-- begin GIVEN INFORMATION --
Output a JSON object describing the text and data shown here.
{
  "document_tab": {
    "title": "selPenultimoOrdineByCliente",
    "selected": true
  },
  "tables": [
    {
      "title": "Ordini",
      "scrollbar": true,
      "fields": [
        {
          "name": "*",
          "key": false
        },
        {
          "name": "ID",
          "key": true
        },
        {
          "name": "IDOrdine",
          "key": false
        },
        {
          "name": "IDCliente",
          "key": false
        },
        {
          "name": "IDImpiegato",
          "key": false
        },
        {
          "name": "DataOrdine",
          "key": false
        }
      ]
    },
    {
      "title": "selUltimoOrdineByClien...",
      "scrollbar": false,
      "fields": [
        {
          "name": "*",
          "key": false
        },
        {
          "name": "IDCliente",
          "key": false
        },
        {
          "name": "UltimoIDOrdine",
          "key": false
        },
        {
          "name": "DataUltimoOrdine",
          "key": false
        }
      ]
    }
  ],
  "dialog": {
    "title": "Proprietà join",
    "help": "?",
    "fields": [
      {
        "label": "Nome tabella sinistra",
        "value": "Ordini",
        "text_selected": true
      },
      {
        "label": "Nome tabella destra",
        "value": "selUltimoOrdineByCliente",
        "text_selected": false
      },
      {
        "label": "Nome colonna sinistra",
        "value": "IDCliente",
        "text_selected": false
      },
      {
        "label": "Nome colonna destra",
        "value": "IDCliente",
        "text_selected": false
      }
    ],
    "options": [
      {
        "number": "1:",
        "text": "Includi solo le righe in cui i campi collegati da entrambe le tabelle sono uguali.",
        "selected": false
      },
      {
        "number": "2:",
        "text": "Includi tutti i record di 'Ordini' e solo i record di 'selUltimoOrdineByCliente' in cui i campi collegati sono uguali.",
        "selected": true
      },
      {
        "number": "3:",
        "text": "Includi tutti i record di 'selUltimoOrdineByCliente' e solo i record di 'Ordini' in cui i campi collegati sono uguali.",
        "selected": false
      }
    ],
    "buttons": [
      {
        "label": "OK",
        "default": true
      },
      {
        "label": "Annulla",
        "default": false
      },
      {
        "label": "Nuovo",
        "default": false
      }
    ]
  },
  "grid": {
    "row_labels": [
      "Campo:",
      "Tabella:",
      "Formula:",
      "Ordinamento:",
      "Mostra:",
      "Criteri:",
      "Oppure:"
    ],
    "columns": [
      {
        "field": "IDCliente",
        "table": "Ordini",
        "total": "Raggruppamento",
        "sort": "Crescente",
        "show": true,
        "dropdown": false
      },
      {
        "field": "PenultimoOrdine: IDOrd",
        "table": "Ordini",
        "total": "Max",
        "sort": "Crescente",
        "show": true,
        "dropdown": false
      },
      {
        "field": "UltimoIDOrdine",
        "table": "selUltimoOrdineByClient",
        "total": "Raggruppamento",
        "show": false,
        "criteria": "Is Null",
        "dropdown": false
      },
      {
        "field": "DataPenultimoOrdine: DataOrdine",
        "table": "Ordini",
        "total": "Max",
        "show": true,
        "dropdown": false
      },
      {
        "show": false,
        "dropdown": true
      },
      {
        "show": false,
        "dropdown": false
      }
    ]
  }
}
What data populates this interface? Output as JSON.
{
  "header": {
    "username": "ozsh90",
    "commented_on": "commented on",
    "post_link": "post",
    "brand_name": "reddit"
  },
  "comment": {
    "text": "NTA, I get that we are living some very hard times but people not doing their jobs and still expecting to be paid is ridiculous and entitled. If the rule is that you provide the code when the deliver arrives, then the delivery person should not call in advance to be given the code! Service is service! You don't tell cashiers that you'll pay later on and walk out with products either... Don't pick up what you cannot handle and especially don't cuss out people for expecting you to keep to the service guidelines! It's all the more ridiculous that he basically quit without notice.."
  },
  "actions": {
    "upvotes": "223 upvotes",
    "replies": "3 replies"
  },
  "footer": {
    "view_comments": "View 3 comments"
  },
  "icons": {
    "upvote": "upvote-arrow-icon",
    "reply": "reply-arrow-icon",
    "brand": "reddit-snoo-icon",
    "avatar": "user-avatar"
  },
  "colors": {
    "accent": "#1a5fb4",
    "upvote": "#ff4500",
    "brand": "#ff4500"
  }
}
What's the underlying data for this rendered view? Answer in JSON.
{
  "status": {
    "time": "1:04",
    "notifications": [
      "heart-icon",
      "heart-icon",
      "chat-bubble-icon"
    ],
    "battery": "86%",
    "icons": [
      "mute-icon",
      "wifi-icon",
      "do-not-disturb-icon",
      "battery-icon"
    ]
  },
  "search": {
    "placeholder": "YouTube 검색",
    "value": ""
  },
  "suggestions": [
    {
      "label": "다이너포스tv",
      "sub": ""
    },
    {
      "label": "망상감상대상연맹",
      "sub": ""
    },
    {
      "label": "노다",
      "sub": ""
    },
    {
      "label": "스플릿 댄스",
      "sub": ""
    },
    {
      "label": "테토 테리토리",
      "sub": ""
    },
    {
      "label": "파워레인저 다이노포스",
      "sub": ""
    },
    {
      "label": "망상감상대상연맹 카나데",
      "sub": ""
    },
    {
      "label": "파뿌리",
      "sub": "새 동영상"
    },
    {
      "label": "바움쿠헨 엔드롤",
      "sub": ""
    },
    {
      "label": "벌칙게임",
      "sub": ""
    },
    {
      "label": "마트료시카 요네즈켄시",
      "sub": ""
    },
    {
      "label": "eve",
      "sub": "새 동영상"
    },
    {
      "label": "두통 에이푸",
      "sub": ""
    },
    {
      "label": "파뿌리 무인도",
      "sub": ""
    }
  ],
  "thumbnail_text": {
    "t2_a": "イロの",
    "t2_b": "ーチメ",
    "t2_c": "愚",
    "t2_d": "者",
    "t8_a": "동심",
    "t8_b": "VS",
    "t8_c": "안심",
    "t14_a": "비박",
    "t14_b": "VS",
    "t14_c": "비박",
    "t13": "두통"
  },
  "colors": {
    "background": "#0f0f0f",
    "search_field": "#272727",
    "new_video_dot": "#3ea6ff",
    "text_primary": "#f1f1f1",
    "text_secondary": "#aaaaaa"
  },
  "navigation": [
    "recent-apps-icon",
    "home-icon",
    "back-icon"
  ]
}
-- end GIVEN INFORMATION --
### JOB
Look for the word "Nome" and return every line where it occurs.

### THE SOLUTION
        "label": "Nome tabella sinistra",
        "label": "Nome tabella destra",
        "label": "Nome colonna sinistra",
        "label": "Nome colonna destra",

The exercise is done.